Given text:
I'm not getting into which analytic tool is the best. I use R, and that's what I'll talk to, but I have good friends, analytic-powerhouses who insist on using SAS or SPSS. These tools have different strengths and weaknesses and within the analytic community a lot of time, blog posts and misinformation go into arguing the relative merits of one vs. another. My take is that for most business-analytic purposes any of them will get the job done. The one you choose should be driven most heavily by your ability to get the analytic tool working against your data.
The problem is that these analytic tools do not generally reside in the same space as your database or BI tool, so you spend a lot of time interfacing data between systems. It's slow, sometimes very slow, and requires replication in your resources.
In recent years many database and BI tools have started offering integration with statistical tools (Oracle, SAP Hana, Tableau, Spotfire, MicroStrategy). The ideal here is in-database analytics where we run the complex stats in-tandem, indeed in the same memory space as the database. That is very attractive but I would look very carefully at the depth of integration offered before getting too excited. In some cases, I think, vendors have done just enough to tick the box without making it truly useful. As examples:
  • One vendor limits the transfer of data between database and R to simple table structures. Now, imagine running a regression model. What goes into the regression is very likely a simple table - check! What comes out is anything but: it's a complex object combining multiple tables of different dimensionality and named values (like r-sq). We need this data to determine the validity of the model and make future predictions. Force me to return just one table structure and I must throw most of the information and capability away. Before anyone asks, no, this is not unique to regression models.
  • Another vendor has integrated R into the reporting layer. This is relatively functional as long as the data you want to work with can be generated in a report. If you need very large amounts of input data you may well exceed reporting limits. If you want to build a separate model for each product in your database, you may have to run the report separately for each one.
  • Standard R was not originally designed for parallel execution (though you can get around this with a little coding help). Current processors (CPUs) even on low-level laptops are multi-cored. Servers routinely run more cores per CPU, more CPUs per server and we want to scale-out across multiple servers. A BI offering that only offers single core R execution is wasting your resources and time.
Bottom line, to do real Analytics, you need real Analytic tools. But even the best tools must be able to get at the data to be useful. Choose carefully,

Monday, 28 July 2014

Next Generation DSRs - Reporting is NOT analytics

I've written a number of posts now on the next generation of Demand Signal Repositories. DSRs are the specialized database and reporting tools primarily used by CPGs for retail Point of Sale data.

Material supplied:

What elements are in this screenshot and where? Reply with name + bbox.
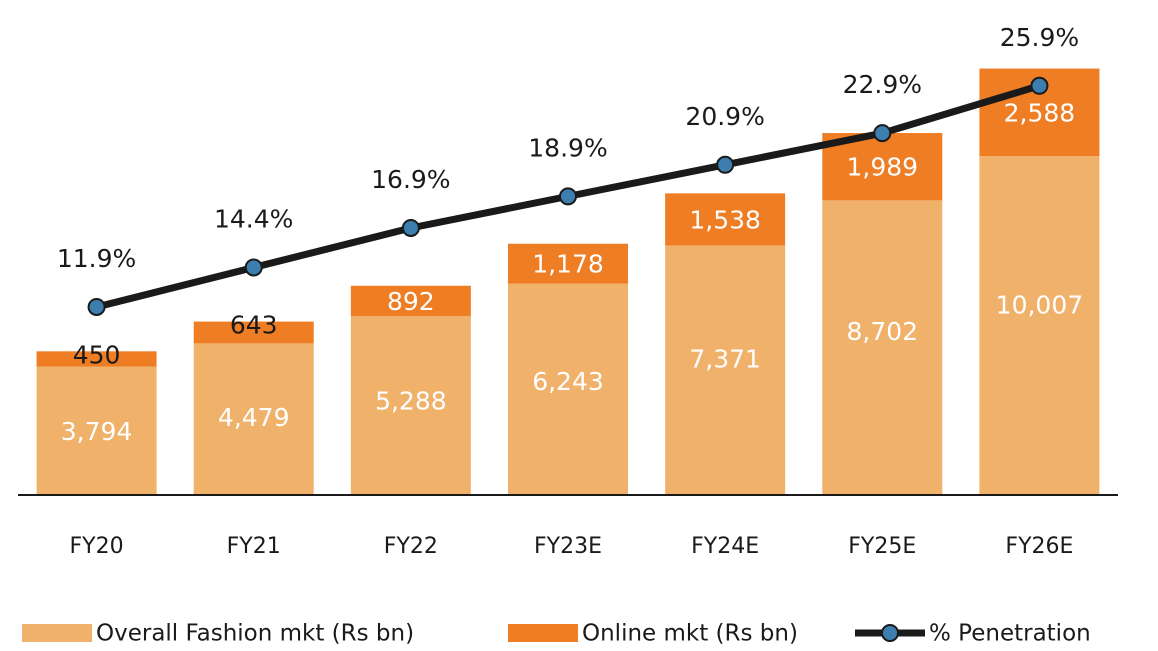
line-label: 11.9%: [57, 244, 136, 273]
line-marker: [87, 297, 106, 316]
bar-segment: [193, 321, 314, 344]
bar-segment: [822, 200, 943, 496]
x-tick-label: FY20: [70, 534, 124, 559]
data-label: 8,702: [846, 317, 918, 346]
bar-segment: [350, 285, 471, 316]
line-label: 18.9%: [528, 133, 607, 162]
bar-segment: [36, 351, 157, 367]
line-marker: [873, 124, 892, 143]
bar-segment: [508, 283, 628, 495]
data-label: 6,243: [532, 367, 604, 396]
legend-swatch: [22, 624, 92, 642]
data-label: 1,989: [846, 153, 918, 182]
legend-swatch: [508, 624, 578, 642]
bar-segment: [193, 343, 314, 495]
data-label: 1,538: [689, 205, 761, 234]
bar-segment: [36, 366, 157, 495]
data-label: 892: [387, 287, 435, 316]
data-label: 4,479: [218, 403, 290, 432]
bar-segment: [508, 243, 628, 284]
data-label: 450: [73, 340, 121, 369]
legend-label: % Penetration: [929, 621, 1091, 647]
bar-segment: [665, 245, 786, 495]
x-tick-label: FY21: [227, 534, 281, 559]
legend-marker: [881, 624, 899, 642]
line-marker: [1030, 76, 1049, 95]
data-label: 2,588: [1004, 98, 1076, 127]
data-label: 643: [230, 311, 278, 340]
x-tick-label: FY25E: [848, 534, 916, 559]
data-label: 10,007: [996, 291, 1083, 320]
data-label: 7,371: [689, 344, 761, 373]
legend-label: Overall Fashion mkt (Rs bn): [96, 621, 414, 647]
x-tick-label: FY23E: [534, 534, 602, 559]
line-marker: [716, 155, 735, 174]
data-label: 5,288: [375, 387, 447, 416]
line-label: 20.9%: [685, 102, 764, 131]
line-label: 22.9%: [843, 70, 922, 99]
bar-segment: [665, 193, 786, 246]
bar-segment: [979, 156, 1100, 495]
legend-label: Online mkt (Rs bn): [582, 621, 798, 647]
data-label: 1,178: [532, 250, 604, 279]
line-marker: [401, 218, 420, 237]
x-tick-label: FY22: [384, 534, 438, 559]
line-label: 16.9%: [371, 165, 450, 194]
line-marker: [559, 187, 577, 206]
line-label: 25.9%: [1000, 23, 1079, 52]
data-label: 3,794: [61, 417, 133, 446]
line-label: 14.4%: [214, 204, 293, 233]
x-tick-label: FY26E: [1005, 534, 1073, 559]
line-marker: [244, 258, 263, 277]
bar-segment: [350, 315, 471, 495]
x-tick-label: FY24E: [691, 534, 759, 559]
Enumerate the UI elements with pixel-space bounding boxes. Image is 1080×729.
==
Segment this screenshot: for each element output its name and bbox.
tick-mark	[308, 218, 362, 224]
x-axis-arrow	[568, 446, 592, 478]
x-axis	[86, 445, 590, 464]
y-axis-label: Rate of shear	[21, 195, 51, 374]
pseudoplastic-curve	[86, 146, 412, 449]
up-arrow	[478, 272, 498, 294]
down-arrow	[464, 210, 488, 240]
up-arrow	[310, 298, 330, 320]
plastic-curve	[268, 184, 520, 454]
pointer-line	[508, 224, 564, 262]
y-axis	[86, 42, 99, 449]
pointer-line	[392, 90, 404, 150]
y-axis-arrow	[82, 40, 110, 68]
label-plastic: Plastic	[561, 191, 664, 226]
...
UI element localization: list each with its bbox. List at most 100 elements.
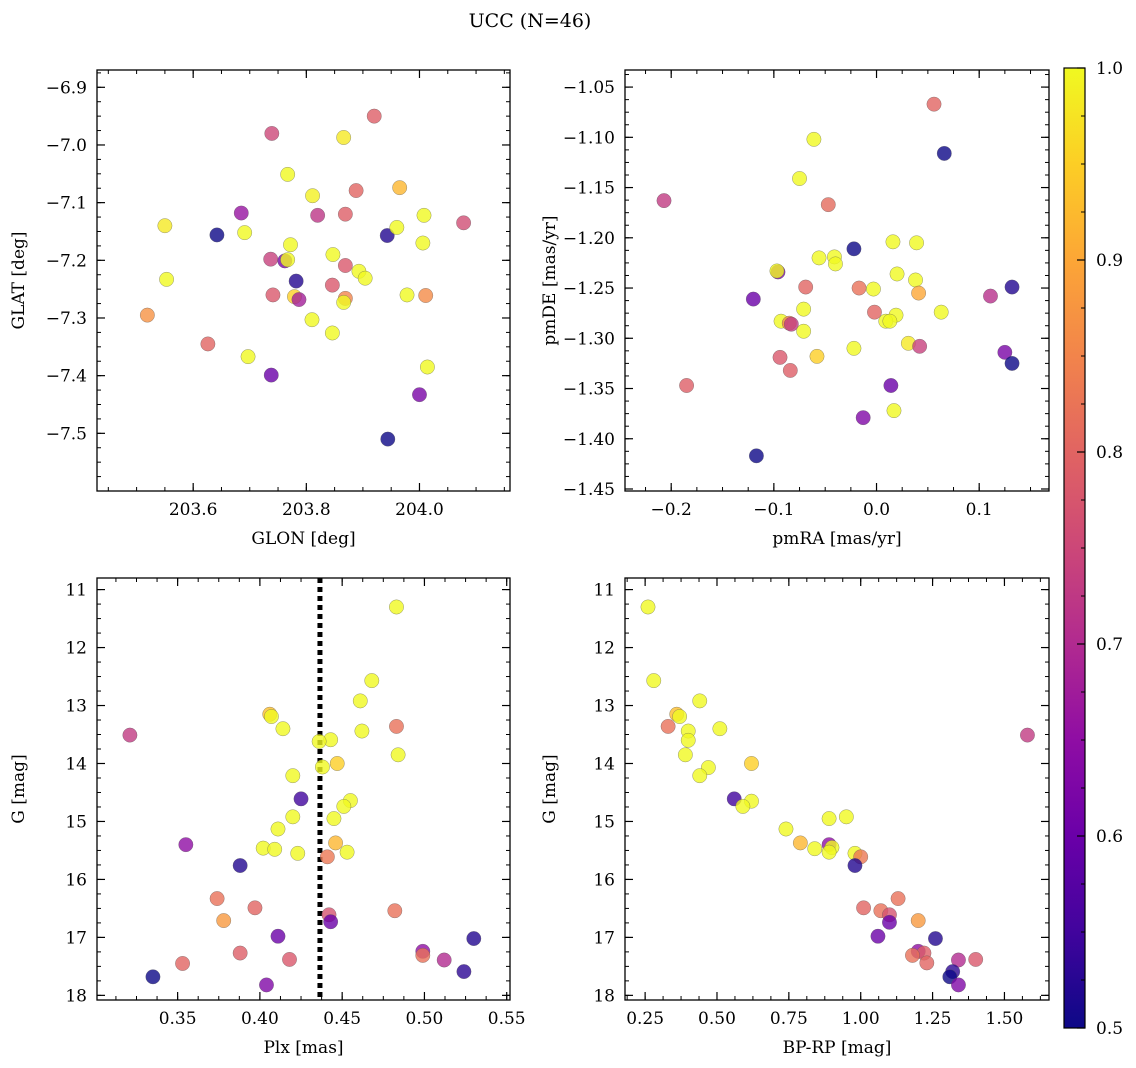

Set task: Translate this sentence from the text on analytic tools into Spanish: "But even the best tools must be able to get at the data to be useful."

Response for this exercise: Pero incluso las mejores herramientas deben poder acceder a los datos para ser útiles.